--- begin ---
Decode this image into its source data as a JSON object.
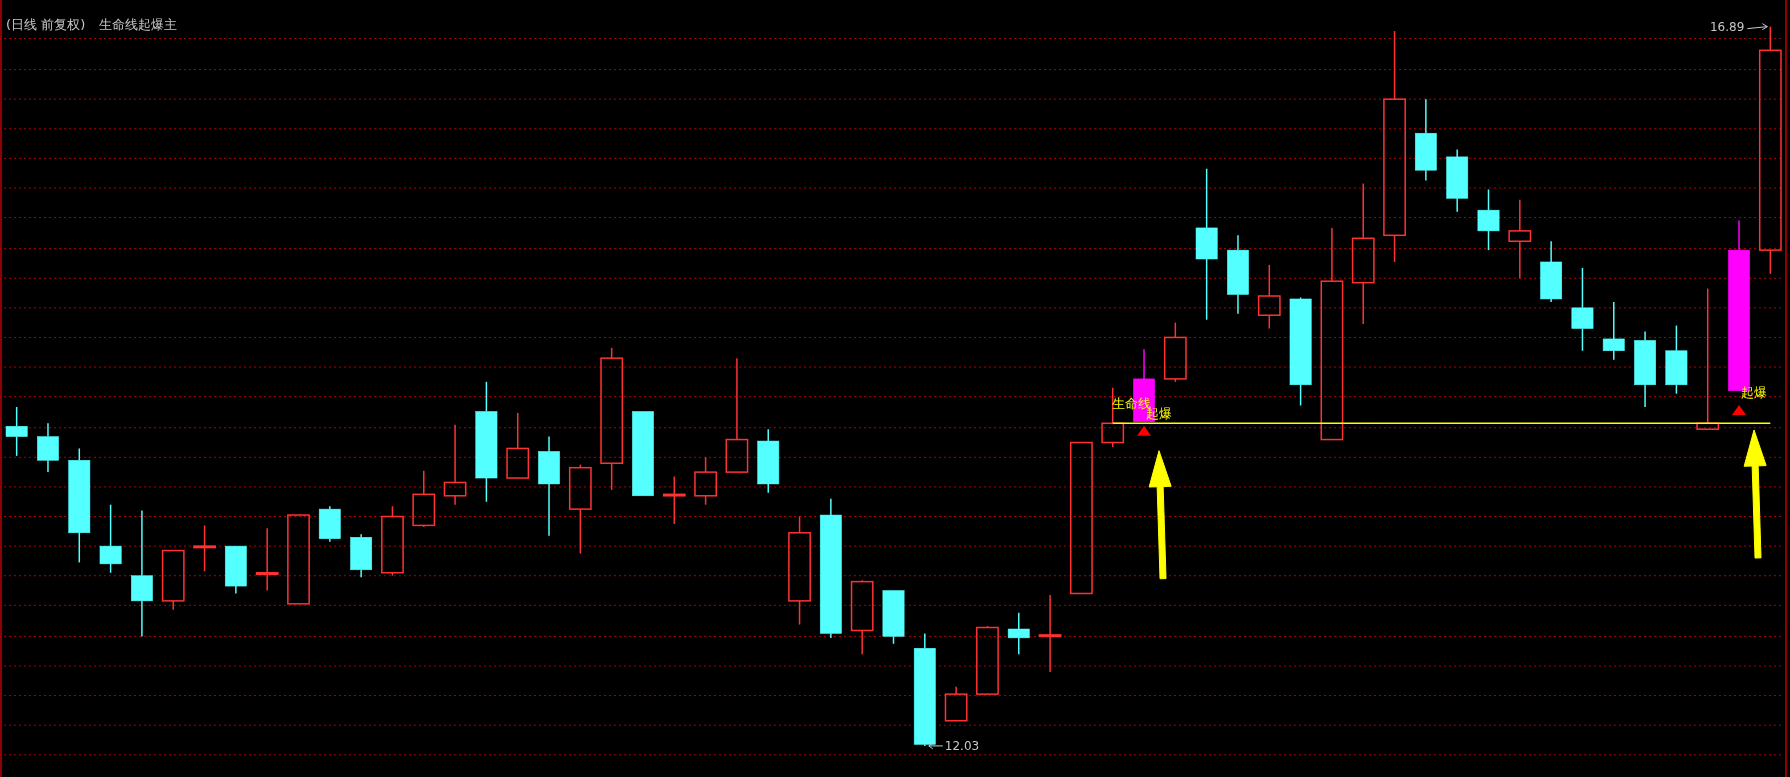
{
  "chart_data": {
    "type": "candlestick",
    "title": "(日线 前复权)",
    "subtitle": "生命线起爆主",
    "categories": [
      null,
      null,
      null,
      null,
      null,
      null,
      null,
      null,
      null,
      null,
      null,
      null,
      null,
      null,
      null,
      null,
      null,
      null,
      null,
      null,
      null,
      null,
      null,
      null,
      null,
      null,
      null,
      null,
      null,
      null,
      null,
      null,
      null,
      null,
      null,
      null,
      null,
      null,
      null,
      null,
      null,
      null,
      null,
      null,
      null,
      null,
      null,
      null,
      null,
      null,
      null,
      null,
      null,
      null,
      null,
      null,
      null
    ],
    "ohlc": [
      [
        14.19,
        14.32,
        13.99,
        14.12
      ],
      [
        14.12,
        14.21,
        13.88,
        13.96
      ],
      [
        13.96,
        14.04,
        13.27,
        13.47
      ],
      [
        13.38,
        13.66,
        13.2,
        13.26
      ],
      [
        13.18,
        13.62,
        12.77,
        13.01
      ],
      [
        13.01,
        13.35,
        12.95,
        13.35
      ],
      [
        13.38,
        13.52,
        13.21,
        13.38
      ],
      [
        13.38,
        13.38,
        13.06,
        13.11
      ],
      [
        13.2,
        13.5,
        13.08,
        13.2
      ],
      [
        12.99,
        13.59,
        12.99,
        13.59
      ],
      [
        13.63,
        13.65,
        13.41,
        13.43
      ],
      [
        13.44,
        13.46,
        13.17,
        13.22
      ],
      [
        13.2,
        13.65,
        13.18,
        13.58
      ],
      [
        13.52,
        13.89,
        13.51,
        13.73
      ],
      [
        13.72,
        14.2,
        13.66,
        13.81
      ],
      [
        14.29,
        14.49,
        13.68,
        13.84
      ],
      [
        13.84,
        14.28,
        13.84,
        14.04
      ],
      [
        14.02,
        14.12,
        13.45,
        13.8
      ],
      [
        13.63,
        13.93,
        13.33,
        13.91
      ],
      [
        13.94,
        14.72,
        13.76,
        14.65
      ],
      [
        14.29,
        14.29,
        13.72,
        13.72
      ],
      [
        13.73,
        13.85,
        13.53,
        13.73
      ],
      [
        13.72,
        13.98,
        13.66,
        13.88
      ],
      [
        13.88,
        14.65,
        13.88,
        14.1
      ],
      [
        14.09,
        14.17,
        13.74,
        13.8
      ],
      [
        13.01,
        13.58,
        12.85,
        13.47
      ],
      [
        13.59,
        13.7,
        12.76,
        12.79
      ],
      [
        12.81,
        13.15,
        12.65,
        13.14
      ],
      [
        13.08,
        13.08,
        12.72,
        12.77
      ],
      [
        12.69,
        12.79,
        12.03,
        12.04
      ],
      [
        12.2,
        12.43,
        12.2,
        12.38
      ],
      [
        12.38,
        12.84,
        12.38,
        12.83
      ],
      [
        12.82,
        12.93,
        12.65,
        12.76
      ],
      [
        12.78,
        13.05,
        12.53,
        12.78
      ],
      [
        13.06,
        14.08,
        13.06,
        14.08
      ],
      [
        14.08,
        14.45,
        14.05,
        14.21
      ],
      [
        14.22,
        14.71,
        14.22,
        14.51
      ],
      [
        14.51,
        14.89,
        14.49,
        14.79
      ],
      [
        15.53,
        15.93,
        14.91,
        15.32
      ],
      [
        15.38,
        15.48,
        14.95,
        15.08
      ],
      [
        14.94,
        15.28,
        14.85,
        15.07
      ],
      [
        15.05,
        15.06,
        14.33,
        14.47
      ],
      [
        14.1,
        15.53,
        14.1,
        15.17
      ],
      [
        15.16,
        15.83,
        14.88,
        15.46
      ],
      [
        15.48,
        16.86,
        15.3,
        16.4
      ],
      [
        16.17,
        16.4,
        15.85,
        15.92
      ],
      [
        16.01,
        16.06,
        15.64,
        15.73
      ],
      [
        15.65,
        15.79,
        15.38,
        15.51
      ],
      [
        15.44,
        15.72,
        15.19,
        15.51
      ],
      [
        15.3,
        15.44,
        15.03,
        15.05
      ],
      [
        14.99,
        15.26,
        14.7,
        14.85
      ],
      [
        14.78,
        15.03,
        14.64,
        14.7
      ],
      [
        14.77,
        14.83,
        14.32,
        14.47
      ],
      [
        14.7,
        14.87,
        14.41,
        14.47
      ],
      [
        14.17,
        15.12,
        14.17,
        14.21
      ],
      [
        14.43,
        15.58,
        14.43,
        15.38
      ],
      [
        15.38,
        16.89,
        15.22,
        16.73
      ]
    ],
    "colors": [
      "#54ffff",
      "#54ffff",
      "#54ffff",
      "#54ffff",
      "#54ffff",
      "#ff3232",
      "#ff3232",
      "#54ffff",
      "#ff3232",
      "#ff3232",
      "#54ffff",
      "#54ffff",
      "#ff3232",
      "#ff3232",
      "#ff3232",
      "#54ffff",
      "#ff3232",
      "#54ffff",
      "#ff3232",
      "#ff3232",
      "#54ffff",
      "#ff3232",
      "#ff3232",
      "#ff3232",
      "#54ffff",
      "#ff3232",
      "#54ffff",
      "#ff3232",
      "#54ffff",
      "#54ffff",
      "#ff3232",
      "#ff3232",
      "#54ffff",
      "#ff3232",
      "#ff3232",
      "#ff3232",
      "#ff00ff",
      "#ff3232",
      "#54ffff",
      "#54ffff",
      "#ff3232",
      "#54ffff",
      "#ff3232",
      "#ff3232",
      "#ff3232",
      "#54ffff",
      "#54ffff",
      "#54ffff",
      "#ff3232",
      "#54ffff",
      "#54ffff",
      "#54ffff",
      "#54ffff",
      "#54ffff",
      "#ff3232",
      "#ff00ff",
      "#ff3232"
    ],
    "ylim": [
      11.82,
      17.07
    ],
    "yticks": [
      {
        "value": 11.97,
        "label": null
      },
      {
        "value": 12.17,
        "label": null
      },
      {
        "value": 12.37,
        "label": null
      },
      {
        "value": 12.57,
        "label": null
      },
      {
        "value": 12.77,
        "label": null
      },
      {
        "value": 12.98,
        "label": null
      },
      {
        "value": 13.18,
        "label": null
      },
      {
        "value": 13.38,
        "label": null
      },
      {
        "value": 13.58,
        "label": null
      },
      {
        "value": 13.78,
        "label": null
      },
      {
        "value": 13.98,
        "label": null
      },
      {
        "value": 14.18,
        "label": null
      },
      {
        "value": 14.39,
        "label": null
      },
      {
        "value": 14.59,
        "label": null
      },
      {
        "value": 14.79,
        "label": null
      },
      {
        "value": 14.99,
        "label": null
      },
      {
        "value": 15.19,
        "label": null
      },
      {
        "value": 15.39,
        "label": null
      },
      {
        "value": 15.6,
        "label": null
      },
      {
        "value": 15.8,
        "label": null
      },
      {
        "value": 16.0,
        "label": null
      },
      {
        "value": 16.2,
        "label": null
      },
      {
        "value": 16.4,
        "label": null
      },
      {
        "value": 16.6,
        "label": null
      },
      {
        "value": 16.81,
        "label": null
      }
    ],
    "grid": "y",
    "annotations": [
      "16.89",
      "12.03"
    ],
    "series": [
      {
        "type": "line",
        "name": "生命线",
        "color": "#ffff00",
        "values": [
          null,
          null,
          null,
          null,
          null,
          null,
          null,
          null,
          null,
          null,
          null,
          null,
          null,
          null,
          null,
          null,
          null,
          null,
          null,
          null,
          null,
          null,
          null,
          null,
          null,
          null,
          null,
          null,
          null,
          null,
          null,
          null,
          null,
          null,
          null,
          14.21,
          14.21,
          14.21,
          14.21,
          14.21,
          14.21,
          14.21,
          14.21,
          14.21,
          14.21,
          14.21,
          14.21,
          14.21,
          14.21,
          14.21,
          14.21,
          14.21,
          14.21,
          14.21,
          14.21,
          14.21,
          14.21
        ]
      },
      {
        "type": "scatter",
        "name": "起爆",
        "color": "#ff0000",
        "marker": "triangle",
        "values": [
          null,
          null,
          null,
          null,
          null,
          null,
          null,
          null,
          null,
          null,
          null,
          null,
          null,
          null,
          null,
          null,
          null,
          null,
          null,
          null,
          null,
          null,
          null,
          null,
          null,
          null,
          null,
          null,
          null,
          null,
          null,
          null,
          null,
          null,
          null,
          null,
          14.16,
          null,
          null,
          null,
          null,
          null,
          null,
          null,
          null,
          null,
          null,
          null,
          null,
          null,
          null,
          null,
          null,
          null,
          null,
          14.3,
          null
        ]
      }
    ]
  }
}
--- end ---
CHALLENGE: Pick out each line containing "type" and report it.

REPLY:
    "type": "candlestick",
        "type": "line",
        "type": "scatter",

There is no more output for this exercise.